- [Work to complete] Return, unchanged, the lines of the rows below that start with the line containing "drama-title-link[interactable]: おひさま xyxy=(331,212,512,264)" and end after the line containing "drama-title-link[interactable]: カーネーション xyxy=(264,313,580,365)".

- [Materials provided]
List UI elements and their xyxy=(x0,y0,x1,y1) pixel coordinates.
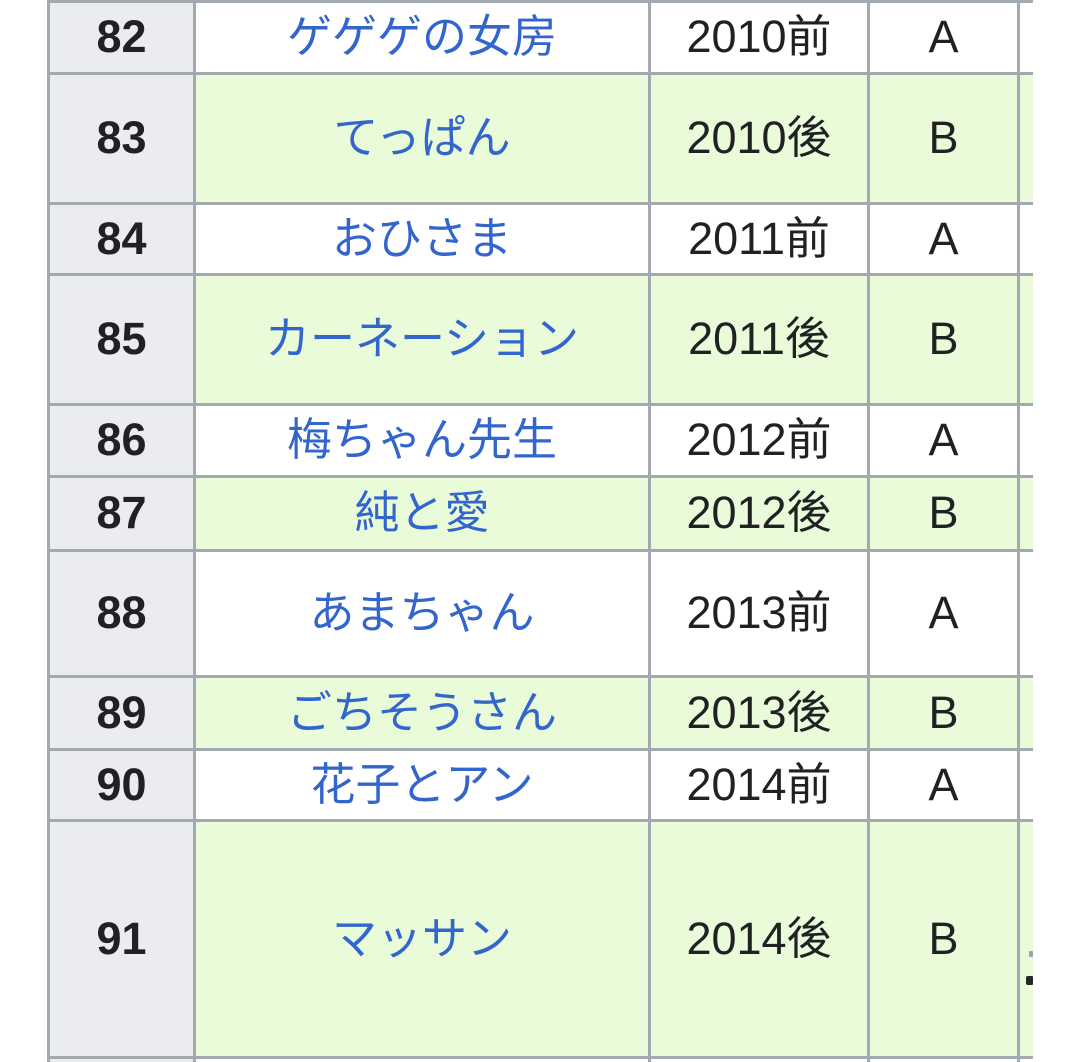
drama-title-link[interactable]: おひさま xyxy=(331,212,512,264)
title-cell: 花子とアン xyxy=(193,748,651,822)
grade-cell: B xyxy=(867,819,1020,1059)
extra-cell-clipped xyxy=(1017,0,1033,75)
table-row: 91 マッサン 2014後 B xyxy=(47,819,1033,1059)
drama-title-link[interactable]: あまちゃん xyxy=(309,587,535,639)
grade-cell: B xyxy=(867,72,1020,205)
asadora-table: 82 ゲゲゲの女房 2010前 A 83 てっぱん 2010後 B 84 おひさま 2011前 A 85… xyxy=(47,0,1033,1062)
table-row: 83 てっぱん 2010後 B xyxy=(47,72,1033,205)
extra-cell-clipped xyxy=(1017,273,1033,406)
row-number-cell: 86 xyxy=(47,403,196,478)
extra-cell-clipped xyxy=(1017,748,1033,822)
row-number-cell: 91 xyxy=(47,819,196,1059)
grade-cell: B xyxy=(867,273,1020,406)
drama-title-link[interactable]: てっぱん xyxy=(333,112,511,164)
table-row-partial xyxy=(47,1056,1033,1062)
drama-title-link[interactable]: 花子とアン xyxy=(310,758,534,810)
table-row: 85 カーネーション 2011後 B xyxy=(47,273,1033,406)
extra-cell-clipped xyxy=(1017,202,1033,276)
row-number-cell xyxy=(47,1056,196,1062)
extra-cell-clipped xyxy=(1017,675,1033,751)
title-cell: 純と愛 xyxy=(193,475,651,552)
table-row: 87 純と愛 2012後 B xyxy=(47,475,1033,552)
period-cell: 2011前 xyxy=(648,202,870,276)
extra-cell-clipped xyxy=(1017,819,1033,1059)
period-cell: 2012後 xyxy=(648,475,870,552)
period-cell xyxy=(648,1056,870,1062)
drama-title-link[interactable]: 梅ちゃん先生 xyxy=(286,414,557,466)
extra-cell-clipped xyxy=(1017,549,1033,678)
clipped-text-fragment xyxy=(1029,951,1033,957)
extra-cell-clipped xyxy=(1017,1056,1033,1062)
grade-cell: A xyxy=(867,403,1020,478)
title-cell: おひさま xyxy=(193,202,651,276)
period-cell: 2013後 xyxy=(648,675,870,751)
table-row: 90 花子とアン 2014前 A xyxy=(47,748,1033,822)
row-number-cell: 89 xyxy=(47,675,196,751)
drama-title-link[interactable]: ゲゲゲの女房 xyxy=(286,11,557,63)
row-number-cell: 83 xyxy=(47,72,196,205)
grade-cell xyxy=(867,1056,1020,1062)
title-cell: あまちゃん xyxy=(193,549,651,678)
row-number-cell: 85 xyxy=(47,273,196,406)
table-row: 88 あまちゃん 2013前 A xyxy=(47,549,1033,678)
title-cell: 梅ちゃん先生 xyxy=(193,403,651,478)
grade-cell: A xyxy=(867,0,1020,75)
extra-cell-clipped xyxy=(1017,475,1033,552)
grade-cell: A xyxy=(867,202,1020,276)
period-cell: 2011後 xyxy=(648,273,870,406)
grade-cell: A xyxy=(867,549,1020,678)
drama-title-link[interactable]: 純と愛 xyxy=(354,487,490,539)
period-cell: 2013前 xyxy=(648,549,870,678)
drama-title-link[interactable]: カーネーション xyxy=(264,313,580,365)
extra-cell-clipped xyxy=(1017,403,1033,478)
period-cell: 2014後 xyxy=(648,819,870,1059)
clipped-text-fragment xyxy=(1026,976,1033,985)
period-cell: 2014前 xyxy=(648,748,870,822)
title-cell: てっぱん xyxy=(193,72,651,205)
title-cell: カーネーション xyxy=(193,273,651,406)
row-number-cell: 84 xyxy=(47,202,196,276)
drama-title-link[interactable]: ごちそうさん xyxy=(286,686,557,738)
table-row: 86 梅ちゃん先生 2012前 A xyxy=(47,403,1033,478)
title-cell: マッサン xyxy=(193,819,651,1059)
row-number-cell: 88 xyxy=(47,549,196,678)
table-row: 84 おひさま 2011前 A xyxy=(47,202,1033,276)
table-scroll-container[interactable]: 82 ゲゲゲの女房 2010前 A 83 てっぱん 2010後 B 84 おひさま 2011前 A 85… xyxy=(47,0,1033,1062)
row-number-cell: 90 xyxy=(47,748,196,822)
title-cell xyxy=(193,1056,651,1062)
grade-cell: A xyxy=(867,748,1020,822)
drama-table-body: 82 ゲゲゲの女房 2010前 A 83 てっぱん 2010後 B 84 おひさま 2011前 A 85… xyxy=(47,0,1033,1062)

- [The answer]
drama-title-link[interactable]: おひさま xyxy=(331,212,512,264)
title-cell: 花子とアン xyxy=(193,748,651,822)
grade-cell: B xyxy=(867,819,1020,1059)
extra-cell-clipped xyxy=(1017,0,1033,75)
table-row: 91 マッサン 2014後 B xyxy=(47,819,1033,1059)
drama-title-link[interactable]: あまちゃん xyxy=(309,587,535,639)
grade-cell: B xyxy=(867,72,1020,205)
asadora-table: 82 ゲゲゲの女房 2010前 A 83 てっぱん 2010後 B 84 おひさま 2011前 A 85… xyxy=(47,0,1033,1062)
table-row: 83 てっぱん 2010後 B xyxy=(47,72,1033,205)
extra-cell-clipped xyxy=(1017,273,1033,406)
row-number-cell: 86 xyxy=(47,403,196,478)
extra-cell-clipped xyxy=(1017,748,1033,822)
row-number-cell: 91 xyxy=(47,819,196,1059)
grade-cell: B xyxy=(867,273,1020,406)
drama-title-link[interactable]: てっぱん xyxy=(333,112,511,164)
table-row-partial xyxy=(47,1056,1033,1062)
drama-title-link[interactable]: 花子とアン xyxy=(310,758,534,810)
table-row: 85 カーネーション 2011後 B xyxy=(47,273,1033,406)
extra-cell-clipped xyxy=(1017,202,1033,276)
row-number-cell xyxy=(47,1056,196,1062)
extra-cell-clipped xyxy=(1017,675,1033,751)
title-cell: 純と愛 xyxy=(193,475,651,552)
table-row: 87 純と愛 2012後 B xyxy=(47,475,1033,552)
period-cell: 2011前 xyxy=(648,202,870,276)
extra-cell-clipped xyxy=(1017,819,1033,1059)
period-cell: 2012後 xyxy=(648,475,870,552)
period-cell xyxy=(648,1056,870,1062)
drama-title-link[interactable]: 梅ちゃん先生 xyxy=(286,414,557,466)
extra-cell-clipped xyxy=(1017,549,1033,678)
clipped-text-fragment xyxy=(1029,951,1033,957)
extra-cell-clipped xyxy=(1017,1056,1033,1062)
grade-cell: A xyxy=(867,403,1020,478)
title-cell: おひさま xyxy=(193,202,651,276)
period-cell: 2013後 xyxy=(648,675,870,751)
table-row: 90 花子とアン 2014前 A xyxy=(47,748,1033,822)
row-number-cell: 89 xyxy=(47,675,196,751)
drama-title-link[interactable]: ゲゲゲの女房 xyxy=(286,11,557,63)
row-number-cell: 83 xyxy=(47,72,196,205)
grade-cell xyxy=(867,1056,1020,1062)
title-cell: あまちゃん xyxy=(193,549,651,678)
row-number-cell: 85 xyxy=(47,273,196,406)
table-row: 88 あまちゃん 2013前 A xyxy=(47,549,1033,678)
title-cell: 梅ちゃん先生 xyxy=(193,403,651,478)
grade-cell: A xyxy=(867,0,1020,75)
extra-cell-clipped xyxy=(1017,475,1033,552)
grade-cell: A xyxy=(867,202,1020,276)
period-cell: 2011後 xyxy=(648,273,870,406)
grade-cell: A xyxy=(867,549,1020,678)
drama-title-link[interactable]: 純と愛 xyxy=(354,487,490,539)
period-cell: 2013前 xyxy=(648,549,870,678)
drama-title-link[interactable]: カーネーション xyxy=(264,313,580,365)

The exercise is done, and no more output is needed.